## Your instructions:
Copy every line below that has the word "Pueden" in it.

START Dataset extract

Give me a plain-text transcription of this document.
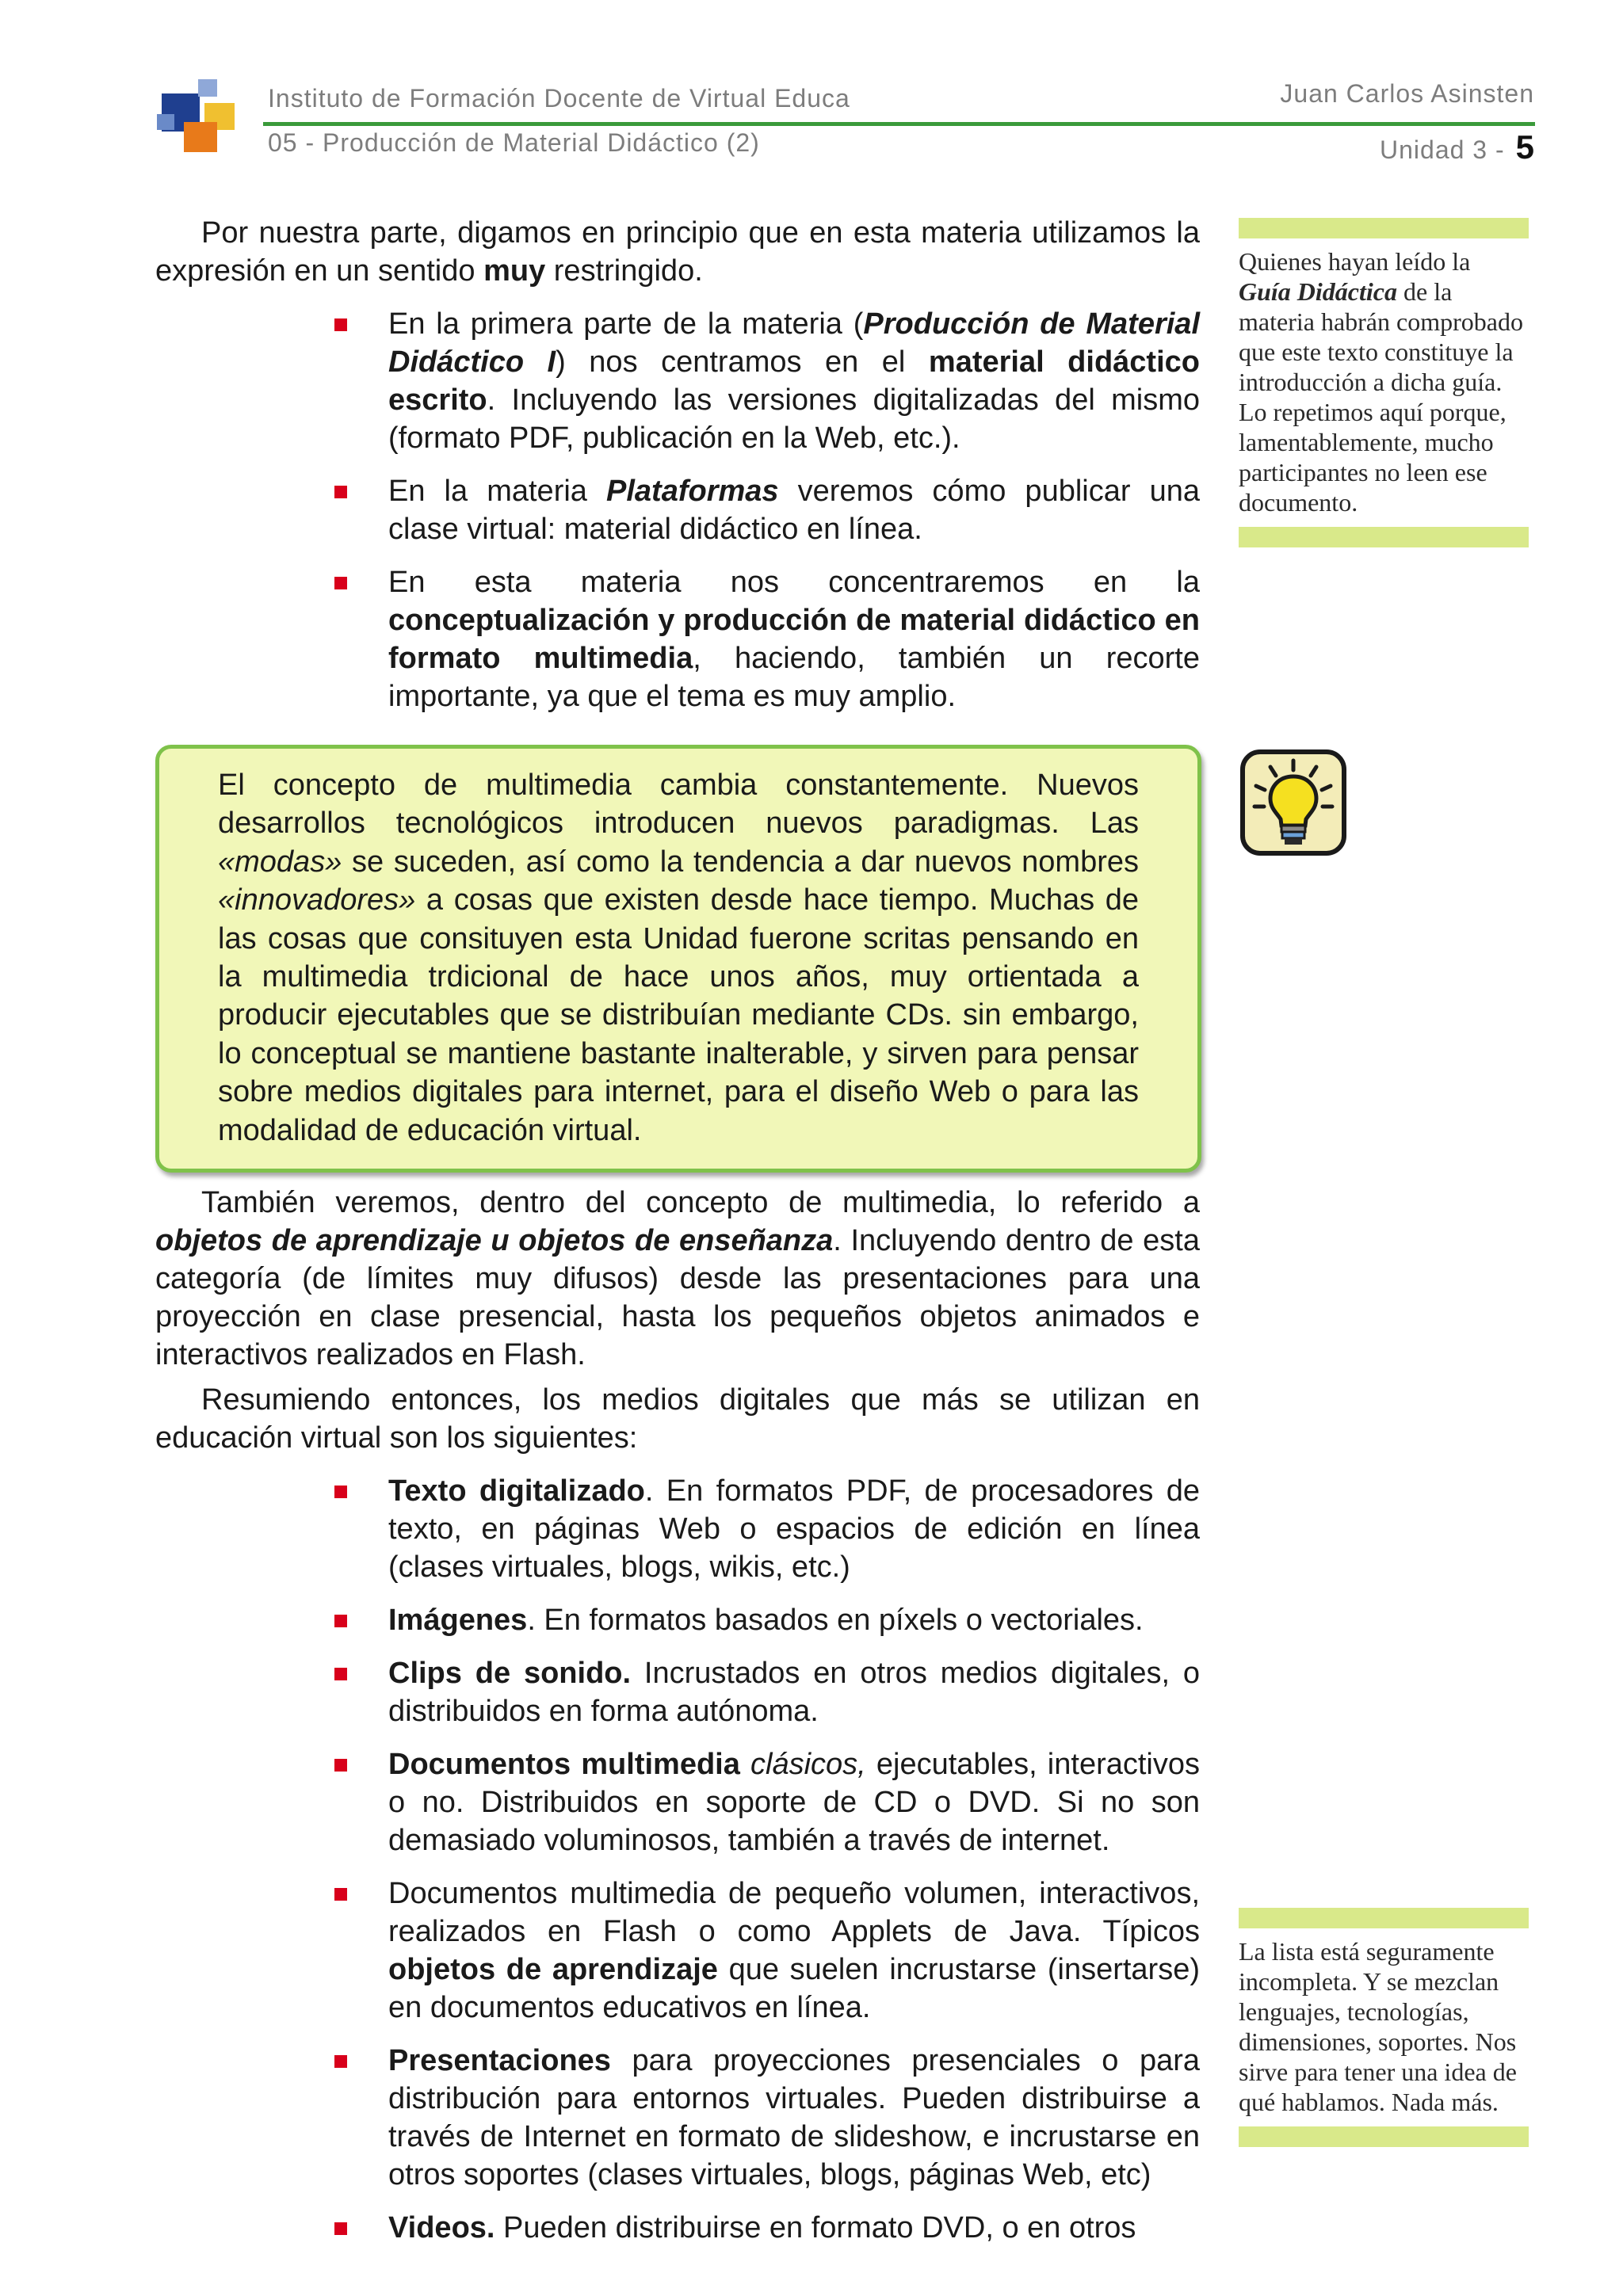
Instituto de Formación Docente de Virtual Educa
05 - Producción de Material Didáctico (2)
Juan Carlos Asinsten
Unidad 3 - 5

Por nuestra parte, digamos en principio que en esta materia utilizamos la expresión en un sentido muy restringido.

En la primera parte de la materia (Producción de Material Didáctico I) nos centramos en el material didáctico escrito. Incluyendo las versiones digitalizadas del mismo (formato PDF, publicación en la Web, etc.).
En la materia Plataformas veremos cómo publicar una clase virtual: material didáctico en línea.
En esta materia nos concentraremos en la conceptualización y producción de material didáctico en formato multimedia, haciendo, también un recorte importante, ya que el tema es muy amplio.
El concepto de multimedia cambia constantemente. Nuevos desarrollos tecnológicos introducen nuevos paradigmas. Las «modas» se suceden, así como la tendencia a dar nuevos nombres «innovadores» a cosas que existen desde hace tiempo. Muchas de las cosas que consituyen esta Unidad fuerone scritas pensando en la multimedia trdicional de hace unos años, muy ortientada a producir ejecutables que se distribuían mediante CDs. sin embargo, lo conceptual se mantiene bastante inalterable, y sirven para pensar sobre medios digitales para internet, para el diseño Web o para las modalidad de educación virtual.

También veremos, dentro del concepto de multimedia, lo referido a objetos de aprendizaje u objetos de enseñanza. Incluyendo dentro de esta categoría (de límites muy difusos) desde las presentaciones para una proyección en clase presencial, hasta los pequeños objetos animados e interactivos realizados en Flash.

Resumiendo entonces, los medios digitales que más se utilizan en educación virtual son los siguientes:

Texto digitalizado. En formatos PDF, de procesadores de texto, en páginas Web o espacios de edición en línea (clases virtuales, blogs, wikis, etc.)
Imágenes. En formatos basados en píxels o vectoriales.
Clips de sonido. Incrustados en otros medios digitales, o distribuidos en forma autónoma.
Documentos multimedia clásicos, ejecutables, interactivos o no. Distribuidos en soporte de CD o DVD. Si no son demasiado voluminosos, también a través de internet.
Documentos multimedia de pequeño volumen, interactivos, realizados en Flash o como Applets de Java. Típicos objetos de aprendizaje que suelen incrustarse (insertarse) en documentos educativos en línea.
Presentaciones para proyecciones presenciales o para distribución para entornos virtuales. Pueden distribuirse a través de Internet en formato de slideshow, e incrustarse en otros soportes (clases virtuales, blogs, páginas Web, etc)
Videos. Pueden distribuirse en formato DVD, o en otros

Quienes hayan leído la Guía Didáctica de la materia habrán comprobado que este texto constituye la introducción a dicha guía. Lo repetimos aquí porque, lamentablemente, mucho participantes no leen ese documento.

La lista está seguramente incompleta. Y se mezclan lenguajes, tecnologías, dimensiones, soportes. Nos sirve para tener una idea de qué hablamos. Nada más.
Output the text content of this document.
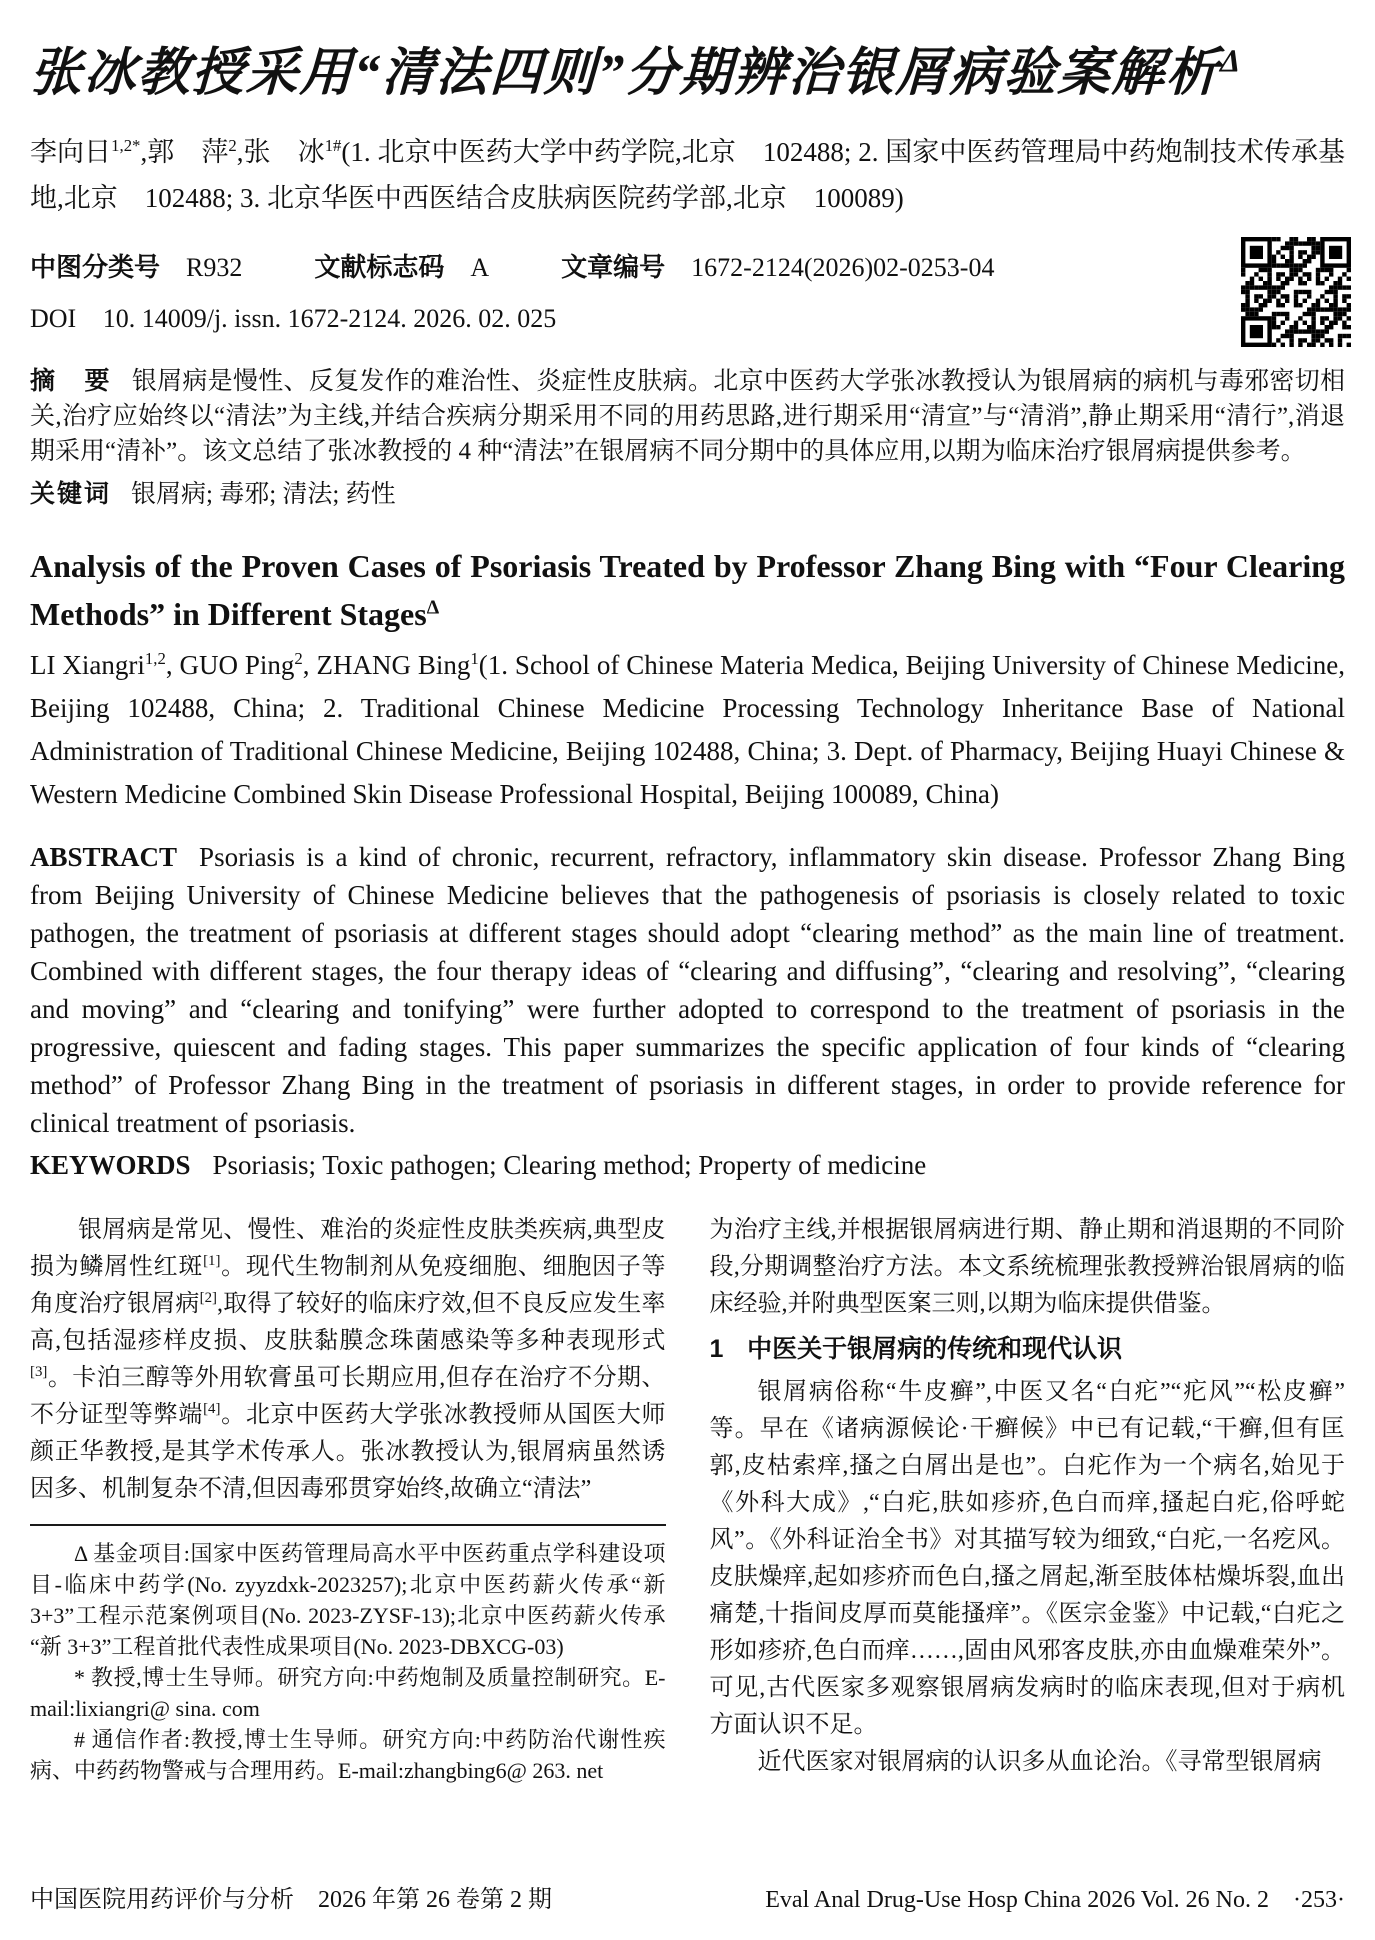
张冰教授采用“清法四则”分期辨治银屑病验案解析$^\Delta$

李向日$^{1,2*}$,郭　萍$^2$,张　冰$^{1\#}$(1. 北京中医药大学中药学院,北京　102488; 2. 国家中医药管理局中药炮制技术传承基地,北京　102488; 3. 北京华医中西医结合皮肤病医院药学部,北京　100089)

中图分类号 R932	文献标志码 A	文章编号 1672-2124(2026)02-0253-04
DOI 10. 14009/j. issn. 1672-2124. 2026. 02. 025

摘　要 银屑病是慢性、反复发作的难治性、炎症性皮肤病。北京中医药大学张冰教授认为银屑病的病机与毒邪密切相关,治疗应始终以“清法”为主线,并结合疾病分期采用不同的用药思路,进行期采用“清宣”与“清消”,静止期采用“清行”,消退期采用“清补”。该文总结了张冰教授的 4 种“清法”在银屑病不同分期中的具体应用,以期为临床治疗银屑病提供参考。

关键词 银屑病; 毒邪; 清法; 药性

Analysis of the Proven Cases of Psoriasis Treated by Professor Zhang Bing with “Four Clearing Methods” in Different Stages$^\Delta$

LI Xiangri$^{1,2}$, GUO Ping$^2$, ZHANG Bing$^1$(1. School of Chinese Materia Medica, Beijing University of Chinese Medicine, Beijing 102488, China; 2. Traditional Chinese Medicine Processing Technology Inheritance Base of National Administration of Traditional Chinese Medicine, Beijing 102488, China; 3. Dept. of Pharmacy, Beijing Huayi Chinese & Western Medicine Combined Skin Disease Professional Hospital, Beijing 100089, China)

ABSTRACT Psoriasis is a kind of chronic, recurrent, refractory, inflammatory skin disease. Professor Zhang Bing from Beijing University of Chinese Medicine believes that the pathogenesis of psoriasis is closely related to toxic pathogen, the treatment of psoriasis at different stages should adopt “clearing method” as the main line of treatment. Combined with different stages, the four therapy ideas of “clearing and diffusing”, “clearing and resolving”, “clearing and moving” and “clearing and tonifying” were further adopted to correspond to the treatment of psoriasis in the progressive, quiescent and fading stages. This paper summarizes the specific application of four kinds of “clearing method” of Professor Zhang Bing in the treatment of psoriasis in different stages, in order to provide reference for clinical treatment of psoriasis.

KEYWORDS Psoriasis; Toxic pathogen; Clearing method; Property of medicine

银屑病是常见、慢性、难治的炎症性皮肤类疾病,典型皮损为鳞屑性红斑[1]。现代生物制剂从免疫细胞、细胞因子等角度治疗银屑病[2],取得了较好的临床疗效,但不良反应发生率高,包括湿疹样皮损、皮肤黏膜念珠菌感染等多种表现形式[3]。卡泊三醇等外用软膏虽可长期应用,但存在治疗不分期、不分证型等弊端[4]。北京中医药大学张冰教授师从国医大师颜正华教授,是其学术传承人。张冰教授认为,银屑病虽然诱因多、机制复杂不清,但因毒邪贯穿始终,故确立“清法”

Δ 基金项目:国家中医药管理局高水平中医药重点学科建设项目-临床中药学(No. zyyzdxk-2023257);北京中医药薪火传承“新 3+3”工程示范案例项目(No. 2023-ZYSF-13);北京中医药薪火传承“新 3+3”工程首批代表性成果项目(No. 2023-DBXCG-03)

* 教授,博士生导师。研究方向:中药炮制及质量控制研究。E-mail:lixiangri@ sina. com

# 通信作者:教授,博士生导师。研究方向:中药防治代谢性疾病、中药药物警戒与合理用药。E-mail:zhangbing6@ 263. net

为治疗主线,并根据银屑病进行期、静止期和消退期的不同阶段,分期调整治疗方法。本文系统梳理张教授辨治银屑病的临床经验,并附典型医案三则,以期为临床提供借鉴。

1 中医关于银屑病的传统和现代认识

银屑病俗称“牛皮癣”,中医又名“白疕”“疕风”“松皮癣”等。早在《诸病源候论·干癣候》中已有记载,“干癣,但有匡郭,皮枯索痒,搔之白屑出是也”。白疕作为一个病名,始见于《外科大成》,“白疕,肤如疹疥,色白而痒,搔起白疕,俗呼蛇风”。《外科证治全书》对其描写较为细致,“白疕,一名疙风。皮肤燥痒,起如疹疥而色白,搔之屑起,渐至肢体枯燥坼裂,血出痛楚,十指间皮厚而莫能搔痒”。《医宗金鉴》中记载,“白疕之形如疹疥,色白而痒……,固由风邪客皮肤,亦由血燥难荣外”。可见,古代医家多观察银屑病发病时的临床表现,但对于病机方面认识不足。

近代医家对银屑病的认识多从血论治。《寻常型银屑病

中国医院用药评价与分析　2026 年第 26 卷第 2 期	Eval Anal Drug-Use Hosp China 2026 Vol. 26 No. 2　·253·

END Dataset extract

## Response for this exercise:
Presentaciones para proyecciones presenciales o para distribución para entornos virtuales. Pueden distribuirse a través de Internet en formato de slideshow, e incrustarse en otros soportes (clases virtuales, blogs, páginas Web, etc)
Videos. Pueden distribuirse en formato DVD, o en otros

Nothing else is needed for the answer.